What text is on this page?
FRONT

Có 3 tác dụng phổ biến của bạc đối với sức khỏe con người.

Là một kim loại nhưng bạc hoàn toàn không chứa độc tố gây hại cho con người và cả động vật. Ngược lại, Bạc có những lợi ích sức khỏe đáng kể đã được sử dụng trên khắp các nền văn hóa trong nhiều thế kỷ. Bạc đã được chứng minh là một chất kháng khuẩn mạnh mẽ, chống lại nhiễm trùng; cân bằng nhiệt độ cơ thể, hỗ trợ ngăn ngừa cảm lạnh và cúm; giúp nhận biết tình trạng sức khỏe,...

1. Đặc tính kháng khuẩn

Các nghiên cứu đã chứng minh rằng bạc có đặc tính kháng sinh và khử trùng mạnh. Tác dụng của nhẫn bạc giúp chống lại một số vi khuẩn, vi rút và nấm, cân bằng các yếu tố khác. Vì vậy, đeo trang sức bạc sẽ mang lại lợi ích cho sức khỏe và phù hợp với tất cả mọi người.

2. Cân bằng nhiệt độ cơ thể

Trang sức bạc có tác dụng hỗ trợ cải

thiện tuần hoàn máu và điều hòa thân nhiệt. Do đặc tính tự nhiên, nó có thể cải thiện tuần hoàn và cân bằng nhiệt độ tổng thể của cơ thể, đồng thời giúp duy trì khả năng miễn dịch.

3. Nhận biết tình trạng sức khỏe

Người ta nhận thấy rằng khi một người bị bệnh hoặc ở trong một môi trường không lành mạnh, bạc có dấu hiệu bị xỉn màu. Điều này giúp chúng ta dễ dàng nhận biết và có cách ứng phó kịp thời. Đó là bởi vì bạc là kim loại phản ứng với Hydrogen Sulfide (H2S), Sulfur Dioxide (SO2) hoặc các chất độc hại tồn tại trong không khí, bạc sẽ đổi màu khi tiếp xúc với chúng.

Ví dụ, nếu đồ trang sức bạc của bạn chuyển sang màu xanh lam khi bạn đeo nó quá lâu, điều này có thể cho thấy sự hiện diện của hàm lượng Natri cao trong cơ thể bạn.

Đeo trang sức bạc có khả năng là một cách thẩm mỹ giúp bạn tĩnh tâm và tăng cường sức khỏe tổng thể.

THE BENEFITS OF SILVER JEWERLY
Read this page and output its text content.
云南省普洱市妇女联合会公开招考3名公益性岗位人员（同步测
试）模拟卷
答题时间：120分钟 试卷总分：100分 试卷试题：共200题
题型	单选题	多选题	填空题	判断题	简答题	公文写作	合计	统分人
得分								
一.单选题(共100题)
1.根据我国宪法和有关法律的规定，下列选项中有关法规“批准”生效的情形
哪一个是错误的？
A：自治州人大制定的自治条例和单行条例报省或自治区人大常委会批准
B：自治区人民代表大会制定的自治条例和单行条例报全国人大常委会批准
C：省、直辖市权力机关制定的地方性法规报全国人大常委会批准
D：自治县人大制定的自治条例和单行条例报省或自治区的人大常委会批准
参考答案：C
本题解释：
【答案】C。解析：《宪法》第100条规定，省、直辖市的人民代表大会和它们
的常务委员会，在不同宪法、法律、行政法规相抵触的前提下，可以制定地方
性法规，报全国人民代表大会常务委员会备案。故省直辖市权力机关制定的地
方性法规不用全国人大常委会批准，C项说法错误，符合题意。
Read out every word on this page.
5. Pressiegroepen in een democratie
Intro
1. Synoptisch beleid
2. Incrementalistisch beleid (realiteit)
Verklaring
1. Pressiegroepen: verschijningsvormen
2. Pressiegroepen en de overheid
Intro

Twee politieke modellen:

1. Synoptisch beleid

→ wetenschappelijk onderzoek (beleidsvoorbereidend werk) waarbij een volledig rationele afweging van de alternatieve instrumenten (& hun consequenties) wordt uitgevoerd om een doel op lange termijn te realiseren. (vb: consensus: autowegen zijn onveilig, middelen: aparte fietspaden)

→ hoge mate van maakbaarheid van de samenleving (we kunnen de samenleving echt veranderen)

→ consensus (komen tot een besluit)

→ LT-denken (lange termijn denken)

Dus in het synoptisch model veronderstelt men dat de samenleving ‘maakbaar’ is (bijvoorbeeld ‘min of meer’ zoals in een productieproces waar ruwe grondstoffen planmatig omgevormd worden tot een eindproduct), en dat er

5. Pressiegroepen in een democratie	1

■ ■ ■ ■ ■ ■ ■

> _AIM_: Copy every record exactly as presented.

> _RESULT OF THIS EXERCISE_:
What text is on this page?
FRONT

Có 3 tác dụng phổ biến của bạc đối với sức khỏe con người.

Là một kim loại nhưng bạc hoàn toàn không chứa độc tố gây hại cho con người và cả động vật. Ngược lại, Bạc có những lợi ích sức khỏe đáng kể đã được sử dụng trên khắp các nền văn hóa trong nhiều thế kỷ. Bạc đã được chứng minh là một chất kháng khuẩn mạnh mẽ, chống lại nhiễm trùng; cân bằng nhiệt độ cơ thể, hỗ trợ ngăn ngừa cảm lạnh và cúm; giúp nhận biết tình trạng sức khỏe,...

1. Đặc tính kháng khuẩn

Các nghiên cứu đã chứng minh rằng bạc có đặc tính kháng sinh và khử trùng mạnh. Tác dụng của nhẫn bạc giúp chống lại một số vi khuẩn, vi rút và nấm, cân bằng các yếu tố khác. Vì vậy, đeo trang sức bạc sẽ mang lại lợi ích cho sức khỏe và phù hợp với tất cả mọi người.

2. Cân bằng nhiệt độ cơ thể

Trang sức bạc có tác dụng hỗ trợ cải

thiện tuần hoàn máu và điều hòa thân nhiệt. Do đặc tính tự nhiên, nó có thể cải thiện tuần hoàn và cân bằng nhiệt độ tổng thể của cơ thể, đồng thời giúp duy trì khả năng miễn dịch.

3. Nhận biết tình trạng sức khỏe

Người ta nhận thấy rằng khi một người bị bệnh hoặc ở trong một môi trường không lành mạnh, bạc có dấu hiệu bị xỉn màu. Điều này giúp chúng ta dễ dàng nhận biết và có cách ứng phó kịp thời. Đó là bởi vì bạc là kim loại phản ứng với Hydrogen Sulfide (H2S), Sulfur Dioxide (SO2) hoặc các chất độc hại tồn tại trong không khí, bạc sẽ đổi màu khi tiếp xúc với chúng.

Ví dụ, nếu đồ trang sức bạc của bạn chuyển sang màu xanh lam khi bạn đeo nó quá lâu, điều này có thể cho thấy sự hiện diện của hàm lượng Natri cao trong cơ thể bạn.

Đeo trang sức bạc có khả năng là một cách thẩm mỹ giúp bạn tĩnh tâm và tăng cường sức khỏe tổng thể.

THE BENEFITS OF SILVER JEWERLY
Read this page and output its text content.
云南省普洱市妇女联合会公开招考3名公益性岗位人员（同步测
试）模拟卷
答题时间：120分钟 试卷总分：100分 试卷试题：共200题
题型	单选题	多选题	填空题	判断题	简答题	公文写作	合计	统分人
得分								
一.单选题(共100题)
1.根据我国宪法和有关法律的规定，下列选项中有关法规“批准”生效的情形
哪一个是错误的？
A：自治州人大制定的自治条例和单行条例报省或自治区人大常委会批准
B：自治区人民代表大会制定的自治条例和单行条例报全国人大常委会批准
C：省、直辖市权力机关制定的地方性法规报全国人大常委会批准
D：自治县人大制定的自治条例和单行条例报省或自治区的人大常委会批准
参考答案：C
本题解释：
【答案】C。解析：《宪法》第100条规定，省、直辖市的人民代表大会和它们
的常务委员会，在不同宪法、法律、行政法规相抵触的前提下，可以制定地方
性法规，报全国人民代表大会常务委员会备案。故省直辖市权力机关制定的地
方性法规不用全国人大常委会批准，C项说法错误，符合题意。
Read out every word on this page.
5. Pressiegroepen in een democratie
Intro
1. Synoptisch beleid
2. Incrementalistisch beleid (realiteit)
Verklaring
1. Pressiegroepen: verschijningsvormen
2. Pressiegroepen en de overheid
Intro

Twee politieke modellen:

1. Synoptisch beleid

→ wetenschappelijk onderzoek (beleidsvoorbereidend werk) waarbij een volledig rationele afweging van de alternatieve instrumenten (& hun consequenties) wordt uitgevoerd om een doel op lange termijn te realiseren. (vb: consensus: autowegen zijn onveilig, middelen: aparte fietspaden)

→ hoge mate van maakbaarheid van de samenleving (we kunnen de samenleving echt veranderen)

→ consensus (komen tot een besluit)

→ LT-denken (lange termijn denken)

Dus in het synoptisch model veronderstelt men dat de samenleving ‘maakbaar’ is (bijvoorbeeld ‘min of meer’ zoals in een productieproces waar ruwe grondstoffen planmatig omgevormd worden tot een eindproduct), en dat er

5. Pressiegroepen in een democratie	1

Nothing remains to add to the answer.